▶ _Text section_
━━━━━━

NOW, THEREFORE, having considered this matter and being duly advised, it is ORDERED that:

  1. Department staff's motion for an order without hearing pursuant to 6 NYCRR 622.12 is granted. Department staff carried its burden of establishing that respondent 303 West 122nd Street Housing Development Fund Corporation violated: (1) Navigation Law § 173 by illegally discharging petroleum; and (2) Navigation Law § 176 and 17 NYCRR 32.5 by failing to clean up the petroleum discharge.
  2. Within thirty (30) days of the service of this order upon respondent 303 West 122nd Street Housing Development Fund Corporation, respondent shall submit a work plan to Department staff for its review and approval to address the investigation and remediation of the spill. Such work plan shall be in approvable form, that is, a form which can be approved by Department staff with only minor revision. The work plan shall include a timetable by which the investigation and remediation activities shall be commenced and completed. Respondent shall commence the implementation of the work plan within fifteen (15) calendar days of the notice of Department staff's approval. Department staff, upon good cause shown, may modify the timetable in the work plan.
  3. I hereby assess a civil penalty of fifty thousand dollars ($50,000) upon respondent 303 West 122nd Street Housing Development Fund Corporation, of which forty thousand dollars ($40,000) shall be suspended, contingent upon respondent's compliance with the terms and conditions of this order. Within thirty (30) days of the service of this order upon respondent, the payable portion of the civil penalty (that is, ten thousand dollars [$10,000]) shall be paid to the Department by certified check, cashier's check or money order made payable to the New York State Department of Environmental Conservation.

━━━━━━

Stored dataset items:
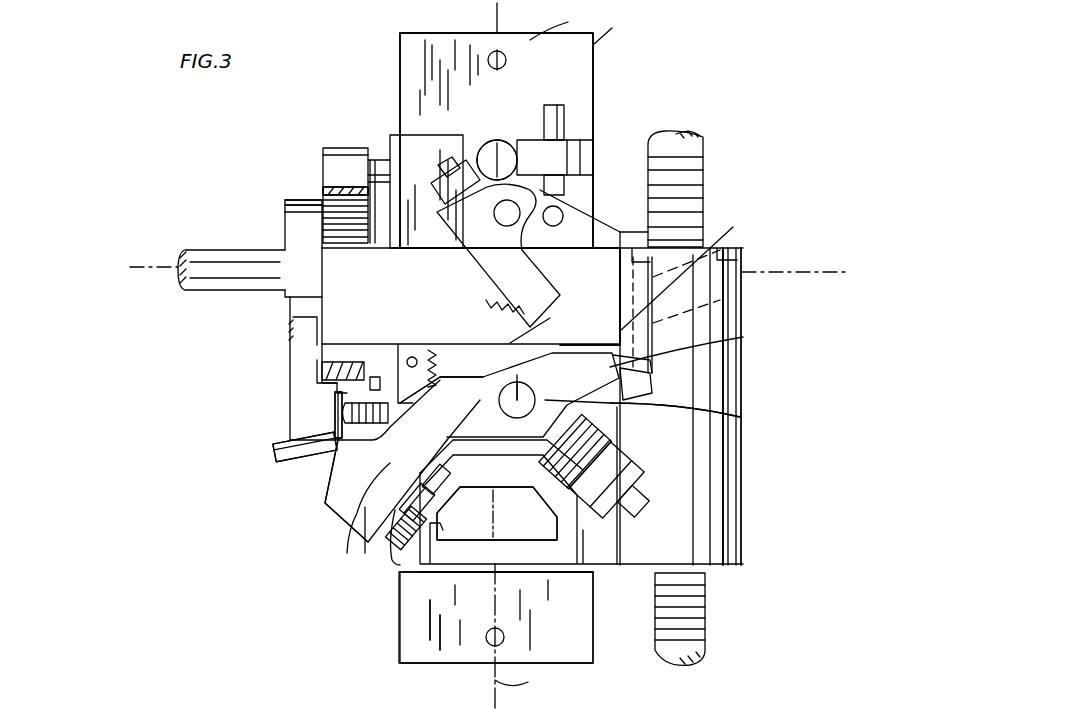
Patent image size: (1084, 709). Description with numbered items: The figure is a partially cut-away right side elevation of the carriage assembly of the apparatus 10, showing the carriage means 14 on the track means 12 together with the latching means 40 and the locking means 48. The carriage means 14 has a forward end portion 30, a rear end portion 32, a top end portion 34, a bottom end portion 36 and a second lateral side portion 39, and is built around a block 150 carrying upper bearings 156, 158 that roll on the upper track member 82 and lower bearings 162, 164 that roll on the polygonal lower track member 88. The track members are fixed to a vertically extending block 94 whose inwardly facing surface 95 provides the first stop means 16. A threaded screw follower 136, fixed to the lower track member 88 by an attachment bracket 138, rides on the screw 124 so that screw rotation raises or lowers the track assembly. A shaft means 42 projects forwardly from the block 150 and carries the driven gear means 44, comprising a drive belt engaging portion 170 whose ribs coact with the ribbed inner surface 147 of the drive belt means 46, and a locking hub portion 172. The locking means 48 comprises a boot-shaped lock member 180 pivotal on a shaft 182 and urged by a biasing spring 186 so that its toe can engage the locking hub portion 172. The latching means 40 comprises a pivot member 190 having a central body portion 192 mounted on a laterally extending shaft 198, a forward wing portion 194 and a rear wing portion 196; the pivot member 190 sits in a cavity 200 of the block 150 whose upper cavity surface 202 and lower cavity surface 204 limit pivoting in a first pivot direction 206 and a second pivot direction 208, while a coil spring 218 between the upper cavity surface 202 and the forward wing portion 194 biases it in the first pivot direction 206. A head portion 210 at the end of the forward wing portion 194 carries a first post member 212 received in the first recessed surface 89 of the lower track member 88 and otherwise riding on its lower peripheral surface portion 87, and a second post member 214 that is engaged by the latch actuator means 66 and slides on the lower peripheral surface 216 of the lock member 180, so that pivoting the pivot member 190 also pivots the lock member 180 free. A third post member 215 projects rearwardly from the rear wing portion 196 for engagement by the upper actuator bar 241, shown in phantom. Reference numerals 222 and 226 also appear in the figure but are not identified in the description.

The apparatus 10 is at (712, 98).
The track means 12 is at (500, 142).
The carriage means 14 is at (398, 85).
The first stop means 16 is at (593, 57).
The forward end portion 30 is at (471, 296).
The rear end portion 32 is at (658, 248).
The top end portion 34 is at (395, 135).
The bottom end portion 36 is at (500, 460).
The second lateral side portion 39 is at (583, 265).
The latching means 40 is at (365, 553).
The shaft means 42 is at (215, 297).
The driven gear means 44 is at (283, 232).
The drive belt means 46 is at (345, 190).
The locking means 48 is at (290, 393).
The latch actuator means 66 is at (687, 276).
The upper track member 82 is at (492, 140).
The lower peripheral surface portion 87 is at (400, 655).
The lower track member 88 is at (585, 560).
The first recessed surface 89 is at (443, 565).
The block 94 is at (561, 22).
The inwardly facing surface 95 is at (623, 25).
The screw 124 is at (698, 148).
The screw follower 136 is at (736, 380).
The attachment bracket 138 is at (738, 570).
The ribbed inner surface 147 is at (343, 363).
The block 150 is at (547, 263).
The bearing 156 is at (598, 150).
The bearing 158 is at (452, 163).
The lower bearing 162 is at (432, 482).
The lower bearing 164 is at (640, 475).
The drive belt engaging portion 170 is at (333, 195).
The locking hub portion 172 is at (290, 205).
The lock member 180 is at (290, 366).
The shaft 182 is at (333, 430).
The biasing spring 186 is at (333, 410).
The pivot member 190 is at (425, 454).
The central body portion 192 is at (571, 296).
The forward wing portion 194 is at (348, 545).
The rear wing portion 196 is at (743, 343).
The shaft 198 is at (489, 420).
The cavity 200 is at (571, 296).
The upper cavity surface 202 is at (725, 272).
The lower cavity surface 204 is at (738, 418).
The first pivot direction 206 is at (441, 402).
The second pivot direction 208 is at (611, 377).
The head portion 210 is at (325, 505).
The first post member 212 is at (392, 562).
The second post member 214 is at (300, 462).
The third post member 215 is at (675, 405).
The lower peripheral surface 216 is at (320, 470).
The coil spring 218 is at (437, 347).
The spacer 222 is at (340, 185).
The keyway 226 is at (397, 350).
The upper actuator bar 241 is at (745, 301).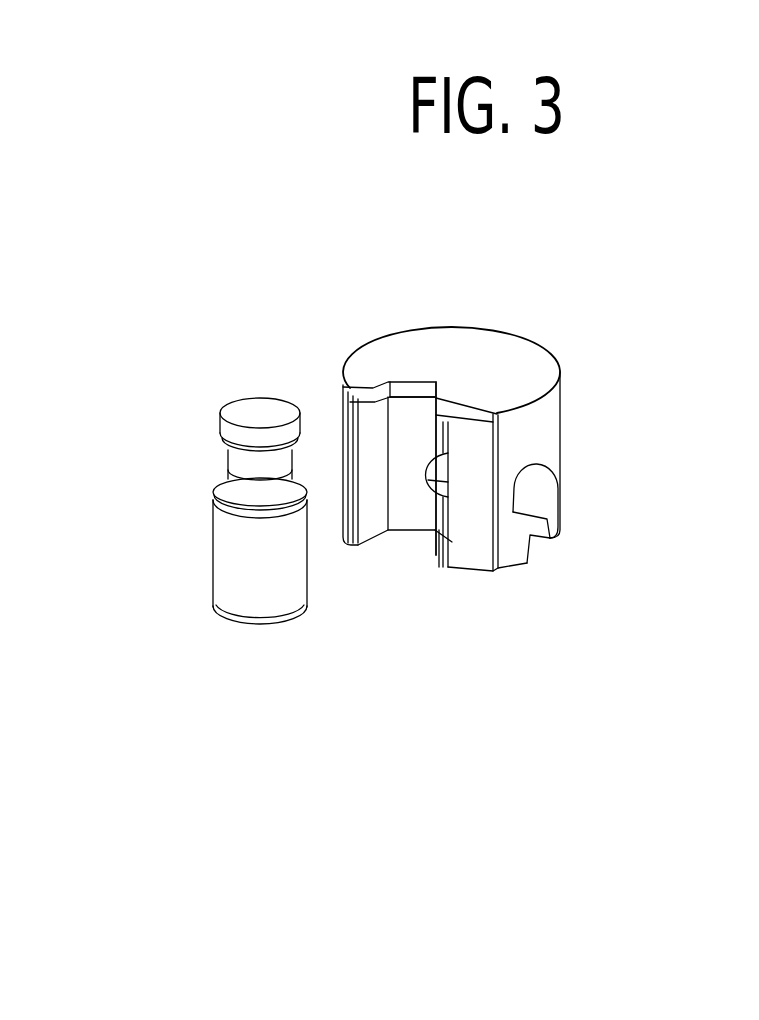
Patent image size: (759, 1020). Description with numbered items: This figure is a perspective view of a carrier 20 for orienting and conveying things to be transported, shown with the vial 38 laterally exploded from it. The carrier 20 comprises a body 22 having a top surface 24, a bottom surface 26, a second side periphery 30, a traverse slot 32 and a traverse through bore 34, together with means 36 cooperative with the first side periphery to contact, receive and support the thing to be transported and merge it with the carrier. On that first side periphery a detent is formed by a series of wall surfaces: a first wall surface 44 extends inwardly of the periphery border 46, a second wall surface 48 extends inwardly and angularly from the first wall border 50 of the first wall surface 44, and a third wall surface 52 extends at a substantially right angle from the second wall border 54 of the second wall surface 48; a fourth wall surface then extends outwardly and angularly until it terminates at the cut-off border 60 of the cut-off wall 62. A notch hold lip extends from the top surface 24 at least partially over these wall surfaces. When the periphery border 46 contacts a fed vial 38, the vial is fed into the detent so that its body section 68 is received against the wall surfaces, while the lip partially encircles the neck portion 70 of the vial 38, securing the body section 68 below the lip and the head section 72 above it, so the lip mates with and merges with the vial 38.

The carrier 20 is at (644, 421).
The body 22 is at (594, 468).
The top surface 24 is at (375, 298).
The bottom surface 26 is at (582, 611).
The second side periphery 30 is at (498, 321).
The traverse slot 32 is at (630, 566).
The traverse through bore 34 is at (628, 501).
The means cooperative with the first side periphery 36 is at (292, 397).
The vial 38 is at (193, 528).
The first wall surface 44 is at (334, 609).
The periphery border 46 is at (285, 432).
The second wall surface 48 is at (365, 588).
The first wall border 50 is at (329, 567).
The third wall surface 52 is at (491, 589).
The second wall border 54 is at (383, 627).
The cut-off border 60 is at (538, 609).
The cut-off wall 62 is at (559, 594).
The body section 68 is at (193, 541).
The neck portion 70 is at (188, 491).
The head section 72 is at (197, 415).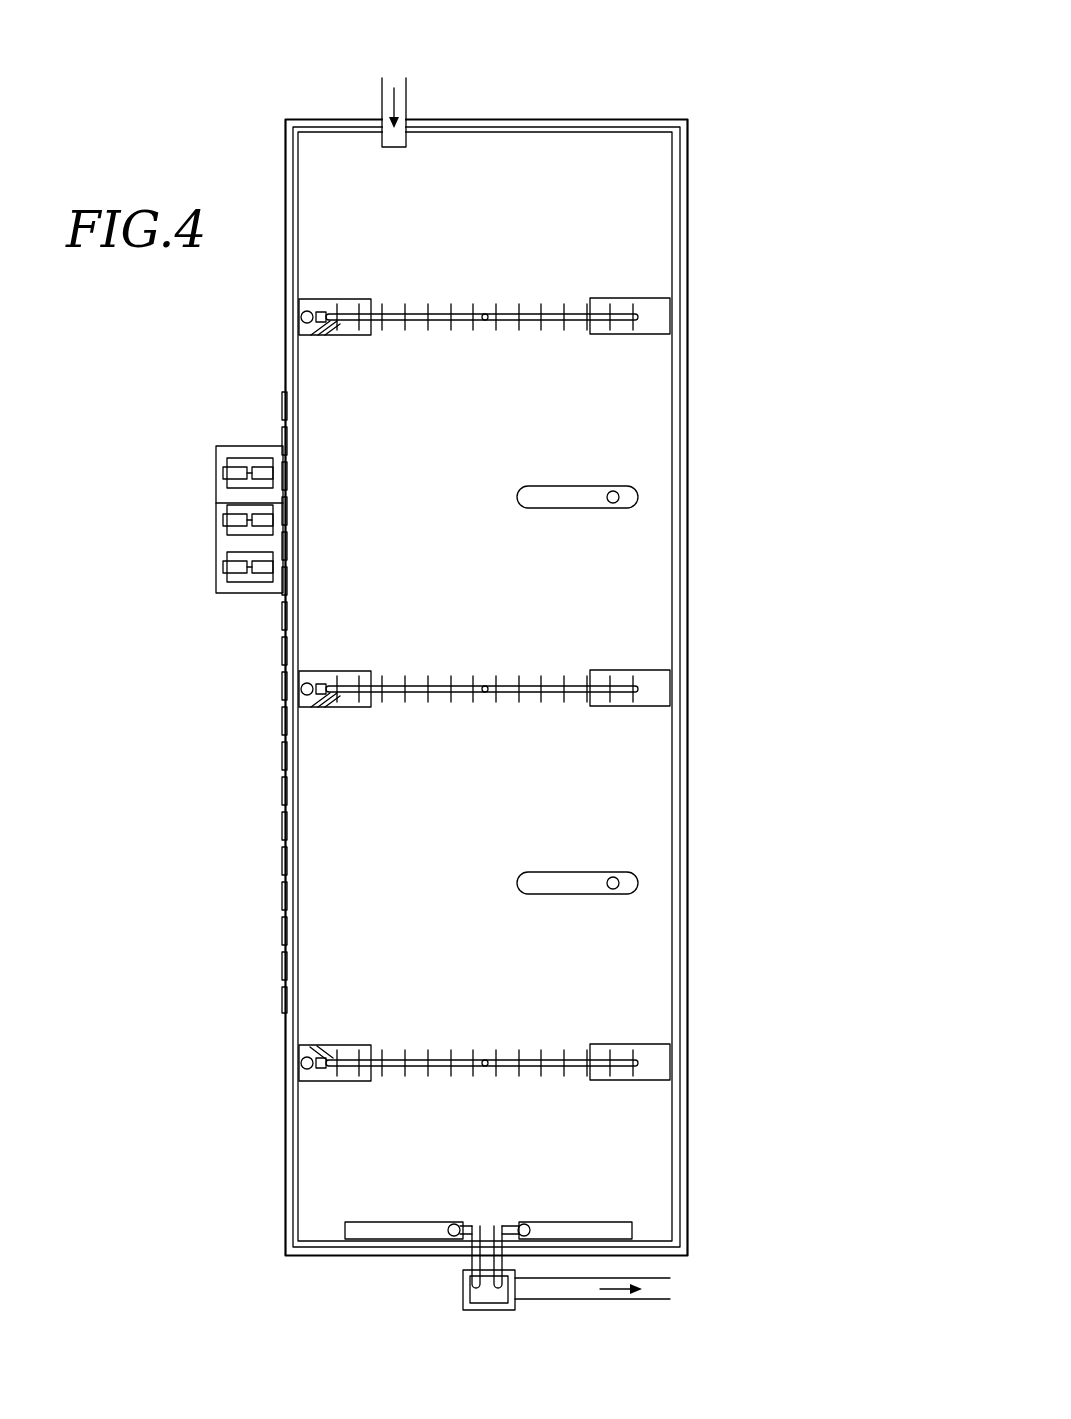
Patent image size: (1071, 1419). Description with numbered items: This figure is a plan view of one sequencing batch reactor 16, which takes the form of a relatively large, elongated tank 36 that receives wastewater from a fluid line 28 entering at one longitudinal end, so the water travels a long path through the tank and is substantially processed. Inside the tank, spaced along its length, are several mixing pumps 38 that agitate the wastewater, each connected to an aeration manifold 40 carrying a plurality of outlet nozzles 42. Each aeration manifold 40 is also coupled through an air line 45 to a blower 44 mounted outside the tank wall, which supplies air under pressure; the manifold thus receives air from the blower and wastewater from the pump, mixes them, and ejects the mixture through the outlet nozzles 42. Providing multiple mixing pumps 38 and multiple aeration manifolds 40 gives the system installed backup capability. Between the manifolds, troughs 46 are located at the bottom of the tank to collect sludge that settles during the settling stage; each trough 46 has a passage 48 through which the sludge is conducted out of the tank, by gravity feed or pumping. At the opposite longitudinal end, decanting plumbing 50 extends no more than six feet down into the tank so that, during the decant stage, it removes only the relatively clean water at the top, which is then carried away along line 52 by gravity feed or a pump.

The sequencing batch reactor 16 is at (309, 70).
The fluid line 28 is at (407, 95).
The tank 36 is at (692, 186).
The mixing pump 38 is at (343, 656).
The aeration manifold 40 is at (498, 640).
The outlet nozzles 42 is at (485, 656).
The blower 44 is at (216, 518).
The air line 45 is at (370, 690).
The trough 46 is at (577, 650).
The passage 48 is at (619, 655).
The decanting plumbing 50 is at (499, 1203).
The line 52 is at (567, 1300).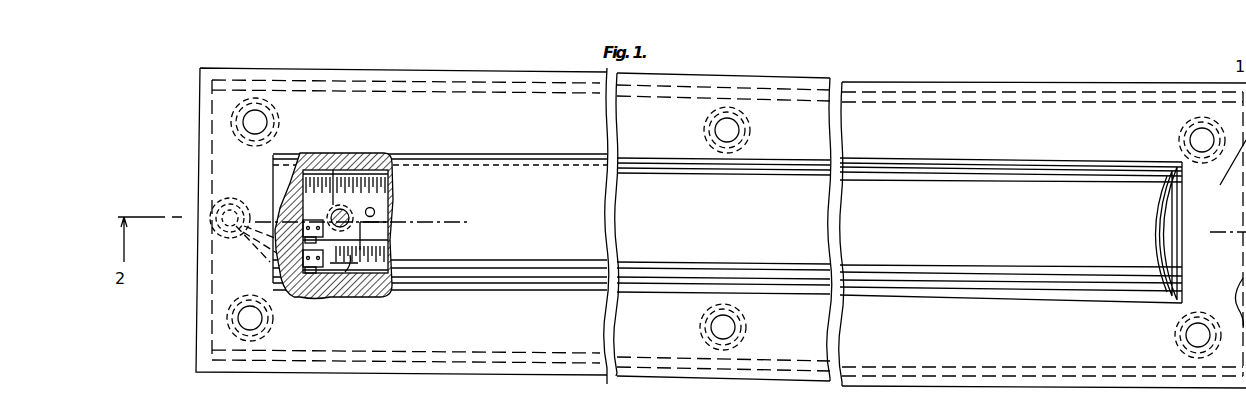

━━━━━━

▶ _Set task 1_
In the enforcement order, what total civil penalty is assessed upon the respondent?
▶ _Set task 2_
Condense the paragraph of the enforcement order beginning "Within thirty (30) days of the service of this order" into a brief list that keeps its main facts.
▶ _Set task 3_
Continue the enforcement order from its last sentence.
The stored dataset items are not needed for any of this work.

▶ _Written reply 1_
Fifty thousand dollars ($50,000), of which forty thousand dollars ($40,000) is suspended.

▶ _Written reply 2_
- Within 30 days of service of the order, the respondent must submit a work plan to Department staff for review and approval covering investigation and remediation of the spill.
- The work plan must be in approvable form, meaning approvable by Department staff with only minor revision.
- It must include a timetable for commencing and completing the investigation and remediation activities.
- The respondent must begin implementing the plan within 15 calendar days of notice of Department staff's approval.
- Department staff may modify the timetable upon good cause shown.

▶ _Written reply 3_
    Should respondent fail to satisfy the terms and conditions of this order, the suspended portion of the penalty (that is forty thousand dollars [$40,000]) shall become due and payable upon notice by the Department. The forty thousand dollars ($40,000) shall then be submitted in the same form and to the same address as the ten thousand dollar ($10,000) payable portion of the penalty referenced in this paragraph.
  4. The proposed work plan and the civil penalty shall be sent to the following address:

    John K. Urda, Esq.
    Office of General Counsel
    NYS Department of Environmental Conservation
    Region 2
    One Hunter's Point Plaza
    47-40 21st Street
    Long Island City, New York 11101.

  5. Any questions or other correspondence regarding this order shall be directed to John K. Urda, Esq., at the address referenced in paragraph IV of this order.
  6. The provisions, terms and conditions of this order shall bind respondent 303 West 122nd Street Housing Development Fund Corporation, and its agents, successors and assigns, in any and all capacities.

For the New York State Department
of Environmental Conservation

By: /s/
Basil Seggos
Commissioner

Dated: June 1, 2017
Albany, New York

STATE OF NEW YORK
DEPARTMENT OF ENVIRONMENTAL CONSERVATION

In the Matter of Alleged Violations
of Article 12 of the Navigation Law
of the State of New York and
Title 17 of the Official
Compilation of Codes, Rules and
Regulations of the State of New York,

-by-

303 WEST 122nd STREET HOUSING
DEVELOPMENT FUND CORPORATION,
Respondent.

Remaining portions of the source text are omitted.